Excerpted passage

::::::::::

Personal information
- Full name: Akira Matsunaga
- Date of birth: 21 September 1914
- Place of birth: Yaizu, Shizuoka, Empire of Japan
- Date of death: 20 January 1943 (aged 28)
- Place of death: Guadalcanal, British Solomon Islands
- Height: 1.71 m (5 ft 7+1⁄2 in)
- Position: Forward

Youth career
- 0000: Shida High School

College career
- Years: Team / Apps / (Gls)
- 1935–1937: Tokyo Liberal Arts and Science University

International career
- 1936: Japan / 2 / (1)

= Akira Matsunaga (footballer, born 1914) =

Japanese footballer

Akira Matsunaga (松永 行, Matsunaga Akira) was a Japanese footballer. He played for the Japan national team. His brother Nobuo Matsunaga and Seki Matsunaga also played for the Japan national team.

::::::::::

Collected data:
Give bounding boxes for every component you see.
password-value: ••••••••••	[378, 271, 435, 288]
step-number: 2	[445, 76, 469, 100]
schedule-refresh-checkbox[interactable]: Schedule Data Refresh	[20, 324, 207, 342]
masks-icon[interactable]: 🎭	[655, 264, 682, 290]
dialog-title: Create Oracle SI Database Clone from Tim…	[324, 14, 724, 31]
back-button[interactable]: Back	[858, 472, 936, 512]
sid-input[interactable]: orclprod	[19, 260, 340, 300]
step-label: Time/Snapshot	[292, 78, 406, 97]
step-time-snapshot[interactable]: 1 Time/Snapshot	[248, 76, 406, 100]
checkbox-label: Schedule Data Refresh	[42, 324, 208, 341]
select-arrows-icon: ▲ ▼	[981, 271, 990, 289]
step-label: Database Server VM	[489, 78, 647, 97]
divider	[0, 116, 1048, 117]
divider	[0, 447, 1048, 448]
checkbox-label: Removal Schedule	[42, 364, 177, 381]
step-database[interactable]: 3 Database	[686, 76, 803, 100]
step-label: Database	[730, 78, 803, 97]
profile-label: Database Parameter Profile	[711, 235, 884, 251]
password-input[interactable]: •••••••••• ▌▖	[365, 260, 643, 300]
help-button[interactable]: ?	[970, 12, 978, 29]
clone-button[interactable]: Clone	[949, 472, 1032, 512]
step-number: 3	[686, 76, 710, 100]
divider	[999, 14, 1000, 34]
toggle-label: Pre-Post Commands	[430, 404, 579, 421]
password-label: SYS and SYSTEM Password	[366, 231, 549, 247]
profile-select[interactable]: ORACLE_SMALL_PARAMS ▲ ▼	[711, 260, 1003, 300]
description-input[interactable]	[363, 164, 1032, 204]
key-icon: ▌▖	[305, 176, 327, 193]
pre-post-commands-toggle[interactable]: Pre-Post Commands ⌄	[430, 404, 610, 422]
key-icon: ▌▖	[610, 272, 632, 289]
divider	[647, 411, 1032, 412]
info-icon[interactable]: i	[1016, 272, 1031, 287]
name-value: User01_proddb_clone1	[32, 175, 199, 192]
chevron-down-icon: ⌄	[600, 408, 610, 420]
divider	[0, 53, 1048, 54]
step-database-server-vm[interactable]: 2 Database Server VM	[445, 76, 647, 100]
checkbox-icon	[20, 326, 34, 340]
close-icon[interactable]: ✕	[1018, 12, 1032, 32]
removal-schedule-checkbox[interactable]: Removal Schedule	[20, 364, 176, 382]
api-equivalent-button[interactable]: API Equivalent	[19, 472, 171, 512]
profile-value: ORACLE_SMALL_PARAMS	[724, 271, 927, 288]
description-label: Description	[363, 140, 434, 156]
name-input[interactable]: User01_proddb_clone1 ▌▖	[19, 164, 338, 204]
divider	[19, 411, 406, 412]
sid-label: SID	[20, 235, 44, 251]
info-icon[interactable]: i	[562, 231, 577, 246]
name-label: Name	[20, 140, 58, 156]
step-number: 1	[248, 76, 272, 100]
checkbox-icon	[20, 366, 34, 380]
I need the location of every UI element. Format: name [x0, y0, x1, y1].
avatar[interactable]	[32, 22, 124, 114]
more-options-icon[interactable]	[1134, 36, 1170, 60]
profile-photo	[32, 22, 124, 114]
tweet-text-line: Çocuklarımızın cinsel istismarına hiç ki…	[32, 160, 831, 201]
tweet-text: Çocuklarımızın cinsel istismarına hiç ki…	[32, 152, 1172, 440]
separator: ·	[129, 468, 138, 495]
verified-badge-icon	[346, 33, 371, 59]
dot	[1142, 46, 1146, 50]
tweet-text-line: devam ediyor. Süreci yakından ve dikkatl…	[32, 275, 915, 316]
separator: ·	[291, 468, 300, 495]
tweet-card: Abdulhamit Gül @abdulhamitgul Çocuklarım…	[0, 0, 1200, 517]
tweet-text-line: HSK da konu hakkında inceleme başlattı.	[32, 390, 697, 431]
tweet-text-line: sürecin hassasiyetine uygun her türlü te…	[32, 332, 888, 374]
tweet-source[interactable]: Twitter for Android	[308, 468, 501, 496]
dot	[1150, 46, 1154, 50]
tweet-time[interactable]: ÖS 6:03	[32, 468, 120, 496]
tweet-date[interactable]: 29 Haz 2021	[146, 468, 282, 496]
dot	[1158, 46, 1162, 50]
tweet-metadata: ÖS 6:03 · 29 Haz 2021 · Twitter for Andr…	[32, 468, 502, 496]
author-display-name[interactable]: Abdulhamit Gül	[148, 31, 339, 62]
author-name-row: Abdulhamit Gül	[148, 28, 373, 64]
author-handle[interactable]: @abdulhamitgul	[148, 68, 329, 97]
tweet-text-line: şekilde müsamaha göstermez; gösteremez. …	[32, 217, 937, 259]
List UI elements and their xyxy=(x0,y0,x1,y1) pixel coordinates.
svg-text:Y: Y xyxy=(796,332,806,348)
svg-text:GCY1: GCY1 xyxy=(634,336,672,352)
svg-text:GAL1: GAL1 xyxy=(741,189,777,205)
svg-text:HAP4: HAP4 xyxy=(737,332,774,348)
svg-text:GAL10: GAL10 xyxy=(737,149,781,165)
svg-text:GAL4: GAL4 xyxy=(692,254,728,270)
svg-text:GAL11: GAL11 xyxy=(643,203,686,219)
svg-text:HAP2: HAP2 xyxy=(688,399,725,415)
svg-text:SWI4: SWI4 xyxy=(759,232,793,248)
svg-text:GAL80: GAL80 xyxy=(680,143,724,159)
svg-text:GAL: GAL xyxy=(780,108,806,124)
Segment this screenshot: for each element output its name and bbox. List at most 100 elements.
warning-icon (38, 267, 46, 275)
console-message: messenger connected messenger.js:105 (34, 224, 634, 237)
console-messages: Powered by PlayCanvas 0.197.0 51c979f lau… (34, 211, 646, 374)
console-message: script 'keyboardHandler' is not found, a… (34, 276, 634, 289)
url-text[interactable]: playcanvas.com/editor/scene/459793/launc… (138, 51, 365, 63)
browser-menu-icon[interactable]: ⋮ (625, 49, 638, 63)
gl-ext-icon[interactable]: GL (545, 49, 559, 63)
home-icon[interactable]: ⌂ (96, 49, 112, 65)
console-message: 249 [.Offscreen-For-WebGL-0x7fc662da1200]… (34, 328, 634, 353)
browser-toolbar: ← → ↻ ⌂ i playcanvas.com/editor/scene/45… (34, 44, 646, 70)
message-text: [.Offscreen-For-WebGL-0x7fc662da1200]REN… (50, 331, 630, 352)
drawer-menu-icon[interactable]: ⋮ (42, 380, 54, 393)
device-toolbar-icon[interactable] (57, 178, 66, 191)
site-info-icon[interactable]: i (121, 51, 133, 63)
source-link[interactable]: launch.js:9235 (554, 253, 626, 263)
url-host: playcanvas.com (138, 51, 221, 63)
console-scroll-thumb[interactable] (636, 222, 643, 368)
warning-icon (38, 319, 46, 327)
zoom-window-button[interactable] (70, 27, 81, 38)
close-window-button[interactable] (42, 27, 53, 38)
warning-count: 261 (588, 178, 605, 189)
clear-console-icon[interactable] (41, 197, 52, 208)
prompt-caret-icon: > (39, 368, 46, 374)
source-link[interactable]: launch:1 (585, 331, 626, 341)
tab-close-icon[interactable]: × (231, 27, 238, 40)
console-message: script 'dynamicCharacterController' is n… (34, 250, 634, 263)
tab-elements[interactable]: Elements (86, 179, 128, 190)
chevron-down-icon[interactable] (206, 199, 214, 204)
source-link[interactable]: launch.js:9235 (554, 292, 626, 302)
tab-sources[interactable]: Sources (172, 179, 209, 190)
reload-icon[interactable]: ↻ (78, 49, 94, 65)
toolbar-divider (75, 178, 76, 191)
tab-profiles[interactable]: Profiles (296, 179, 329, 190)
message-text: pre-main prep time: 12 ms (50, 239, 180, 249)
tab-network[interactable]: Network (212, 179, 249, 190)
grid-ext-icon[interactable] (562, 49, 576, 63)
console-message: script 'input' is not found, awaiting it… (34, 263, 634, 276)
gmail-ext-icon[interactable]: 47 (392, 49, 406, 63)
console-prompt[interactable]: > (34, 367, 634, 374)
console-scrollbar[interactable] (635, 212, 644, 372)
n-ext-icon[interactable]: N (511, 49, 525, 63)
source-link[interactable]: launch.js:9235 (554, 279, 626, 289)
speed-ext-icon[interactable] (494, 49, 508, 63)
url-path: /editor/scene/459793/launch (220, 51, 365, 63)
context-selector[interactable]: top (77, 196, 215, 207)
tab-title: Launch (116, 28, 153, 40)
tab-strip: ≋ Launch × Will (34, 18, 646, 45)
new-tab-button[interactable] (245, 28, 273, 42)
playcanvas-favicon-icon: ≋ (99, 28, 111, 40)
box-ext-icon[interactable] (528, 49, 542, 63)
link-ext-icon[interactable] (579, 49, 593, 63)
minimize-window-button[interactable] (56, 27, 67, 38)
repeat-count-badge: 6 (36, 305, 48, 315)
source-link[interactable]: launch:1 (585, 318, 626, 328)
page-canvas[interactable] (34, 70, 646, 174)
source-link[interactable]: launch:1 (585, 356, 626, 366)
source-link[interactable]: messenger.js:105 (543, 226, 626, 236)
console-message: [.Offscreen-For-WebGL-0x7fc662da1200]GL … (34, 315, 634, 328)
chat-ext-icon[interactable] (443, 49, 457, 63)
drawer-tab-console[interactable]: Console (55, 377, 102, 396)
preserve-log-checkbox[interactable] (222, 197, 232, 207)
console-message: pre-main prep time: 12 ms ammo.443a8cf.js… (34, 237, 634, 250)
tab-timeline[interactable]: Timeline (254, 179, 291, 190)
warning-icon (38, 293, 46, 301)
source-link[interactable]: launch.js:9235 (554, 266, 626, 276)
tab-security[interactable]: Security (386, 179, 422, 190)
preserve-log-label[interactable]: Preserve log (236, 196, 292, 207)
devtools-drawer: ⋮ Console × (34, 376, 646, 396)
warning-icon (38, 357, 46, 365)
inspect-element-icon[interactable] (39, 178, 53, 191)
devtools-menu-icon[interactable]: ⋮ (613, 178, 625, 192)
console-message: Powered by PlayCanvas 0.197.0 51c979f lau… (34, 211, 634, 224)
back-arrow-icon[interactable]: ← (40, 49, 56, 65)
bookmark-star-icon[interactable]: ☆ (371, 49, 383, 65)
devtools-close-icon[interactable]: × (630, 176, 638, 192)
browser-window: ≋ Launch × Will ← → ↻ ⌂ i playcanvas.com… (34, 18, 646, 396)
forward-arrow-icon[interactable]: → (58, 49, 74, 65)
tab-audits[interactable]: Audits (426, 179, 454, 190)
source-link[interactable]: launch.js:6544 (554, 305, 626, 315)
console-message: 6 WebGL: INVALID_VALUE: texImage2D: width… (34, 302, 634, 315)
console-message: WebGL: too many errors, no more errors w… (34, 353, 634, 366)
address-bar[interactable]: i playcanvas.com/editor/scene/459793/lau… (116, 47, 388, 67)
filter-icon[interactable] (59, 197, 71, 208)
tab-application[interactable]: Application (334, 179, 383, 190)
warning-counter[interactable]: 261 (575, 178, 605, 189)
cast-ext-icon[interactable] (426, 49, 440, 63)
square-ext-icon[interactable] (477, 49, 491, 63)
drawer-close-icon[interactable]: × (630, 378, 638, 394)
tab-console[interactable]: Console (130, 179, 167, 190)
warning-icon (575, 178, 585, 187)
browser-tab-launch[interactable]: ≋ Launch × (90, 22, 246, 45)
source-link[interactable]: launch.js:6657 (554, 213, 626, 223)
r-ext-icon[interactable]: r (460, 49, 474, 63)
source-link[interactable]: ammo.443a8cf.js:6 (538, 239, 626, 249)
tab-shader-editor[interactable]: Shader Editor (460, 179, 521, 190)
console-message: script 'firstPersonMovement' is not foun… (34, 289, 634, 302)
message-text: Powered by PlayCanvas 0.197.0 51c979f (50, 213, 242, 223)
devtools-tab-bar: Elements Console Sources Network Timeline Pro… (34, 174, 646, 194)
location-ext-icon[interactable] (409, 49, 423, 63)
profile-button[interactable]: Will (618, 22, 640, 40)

::::::::::

What you should do
List the section headings in the Akira Matsunaga profile that come before its title line. The rows are separate material and are not part of the profile.

Task solution
Personal information
Youth career
College career
International career